[Saved entries]
+ + + + + + +

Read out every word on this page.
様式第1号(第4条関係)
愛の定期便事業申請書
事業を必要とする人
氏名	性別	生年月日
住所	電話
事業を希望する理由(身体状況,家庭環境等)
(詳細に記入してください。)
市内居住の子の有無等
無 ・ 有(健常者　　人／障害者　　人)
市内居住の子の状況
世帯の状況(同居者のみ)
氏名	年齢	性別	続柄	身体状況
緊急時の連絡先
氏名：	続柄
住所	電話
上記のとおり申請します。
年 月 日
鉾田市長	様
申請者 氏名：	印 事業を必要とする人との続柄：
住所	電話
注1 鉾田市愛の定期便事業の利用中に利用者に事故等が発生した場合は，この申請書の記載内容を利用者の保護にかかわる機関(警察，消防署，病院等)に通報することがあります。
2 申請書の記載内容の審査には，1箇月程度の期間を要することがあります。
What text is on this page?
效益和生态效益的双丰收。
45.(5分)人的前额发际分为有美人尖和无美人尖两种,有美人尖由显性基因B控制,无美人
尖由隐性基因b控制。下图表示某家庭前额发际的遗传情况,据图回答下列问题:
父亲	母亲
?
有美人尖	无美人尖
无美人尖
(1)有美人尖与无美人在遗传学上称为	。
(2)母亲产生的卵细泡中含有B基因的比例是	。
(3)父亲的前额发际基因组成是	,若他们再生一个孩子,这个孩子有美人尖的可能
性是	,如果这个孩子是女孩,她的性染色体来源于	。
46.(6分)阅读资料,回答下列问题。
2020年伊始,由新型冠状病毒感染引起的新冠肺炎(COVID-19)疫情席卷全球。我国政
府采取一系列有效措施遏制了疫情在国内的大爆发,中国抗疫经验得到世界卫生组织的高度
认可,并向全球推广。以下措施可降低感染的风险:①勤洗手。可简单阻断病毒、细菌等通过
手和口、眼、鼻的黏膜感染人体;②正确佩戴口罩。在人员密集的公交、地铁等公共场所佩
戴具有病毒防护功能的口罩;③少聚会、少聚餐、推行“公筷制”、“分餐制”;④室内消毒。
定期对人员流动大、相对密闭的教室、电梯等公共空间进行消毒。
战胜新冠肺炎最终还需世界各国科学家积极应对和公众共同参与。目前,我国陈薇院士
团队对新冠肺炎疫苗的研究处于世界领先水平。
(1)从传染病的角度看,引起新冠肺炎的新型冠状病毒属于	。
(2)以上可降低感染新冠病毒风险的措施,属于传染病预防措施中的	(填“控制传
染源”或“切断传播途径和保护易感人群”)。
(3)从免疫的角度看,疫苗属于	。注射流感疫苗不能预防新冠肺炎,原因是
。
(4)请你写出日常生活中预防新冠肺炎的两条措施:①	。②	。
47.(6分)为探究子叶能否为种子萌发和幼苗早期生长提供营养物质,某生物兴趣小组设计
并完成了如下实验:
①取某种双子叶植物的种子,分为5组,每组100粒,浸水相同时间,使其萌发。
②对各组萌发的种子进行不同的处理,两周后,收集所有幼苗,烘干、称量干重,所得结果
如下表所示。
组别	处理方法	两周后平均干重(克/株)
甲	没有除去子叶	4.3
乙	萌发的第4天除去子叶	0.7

+ + + + + + +

◆ **Exercise details**
Copy each line of the data exactly, leaving nothing out.

◆ **Response to the exercise**
Read out every word on this page.
様式第1号(第4条関係)
愛の定期便事業申請書
事業を必要とする人
氏名	性別	生年月日
住所	電話
事業を希望する理由(身体状況,家庭環境等)
(詳細に記入してください。)
市内居住の子の有無等
無 ・ 有(健常者　　人／障害者　　人)
市内居住の子の状況
世帯の状況(同居者のみ)
氏名	年齢	性別	続柄	身体状況
緊急時の連絡先
氏名：	続柄
住所	電話
上記のとおり申請します。
年 月 日
鉾田市長	様
申請者 氏名：	印 事業を必要とする人との続柄：
住所	電話
注1 鉾田市愛の定期便事業の利用中に利用者に事故等が発生した場合は，この申請書の記載内容を利用者の保護にかかわる機関(警察，消防署，病院等)に通報することがあります。
2 申請書の記載内容の審査には，1箇月程度の期間を要することがあります。
What text is on this page?
效益和生态效益的双丰收。
45.(5分)人的前额发际分为有美人尖和无美人尖两种,有美人尖由显性基因B控制,无美人
尖由隐性基因b控制。下图表示某家庭前额发际的遗传情况,据图回答下列问题:
父亲	母亲
?
有美人尖	无美人尖
无美人尖
(1)有美人尖与无美人在遗传学上称为	。
(2)母亲产生的卵细泡中含有B基因的比例是	。
(3)父亲的前额发际基因组成是	,若他们再生一个孩子,这个孩子有美人尖的可能
性是	,如果这个孩子是女孩,她的性染色体来源于	。
46.(6分)阅读资料,回答下列问题。
2020年伊始,由新型冠状病毒感染引起的新冠肺炎(COVID-19)疫情席卷全球。我国政
府采取一系列有效措施遏制了疫情在国内的大爆发,中国抗疫经验得到世界卫生组织的高度
认可,并向全球推广。以下措施可降低感染的风险:①勤洗手。可简单阻断病毒、细菌等通过
手和口、眼、鼻的黏膜感染人体;②正确佩戴口罩。在人员密集的公交、地铁等公共场所佩
戴具有病毒防护功能的口罩;③少聚会、少聚餐、推行“公筷制”、“分餐制”;④室内消毒。
定期对人员流动大、相对密闭的教室、电梯等公共空间进行消毒。
战胜新冠肺炎最终还需世界各国科学家积极应对和公众共同参与。目前,我国陈薇院士
团队对新冠肺炎疫苗的研究处于世界领先水平。
(1)从传染病的角度看,引起新冠肺炎的新型冠状病毒属于	。
(2)以上可降低感染新冠病毒风险的措施,属于传染病预防措施中的	(填“控制传
染源”或“切断传播途径和保护易感人群”)。
(3)从免疫的角度看,疫苗属于	。注射流感疫苗不能预防新冠肺炎,原因是
。
(4)请你写出日常生活中预防新冠肺炎的两条措施:①	。②	。
47.(6分)为探究子叶能否为种子萌发和幼苗早期生长提供营养物质,某生物兴趣小组设计
并完成了如下实验:
①取某种双子叶植物的种子,分为5组,每组100粒,浸水相同时间,使其萌发。
②对各组萌发的种子进行不同的处理,两周后,收集所有幼苗,烘干、称量干重,所得结果
如下表所示。
组别	处理方法	两周后平均干重(克/株)
甲	没有除去子叶	4.3
乙	萌发的第4天除去子叶	0.7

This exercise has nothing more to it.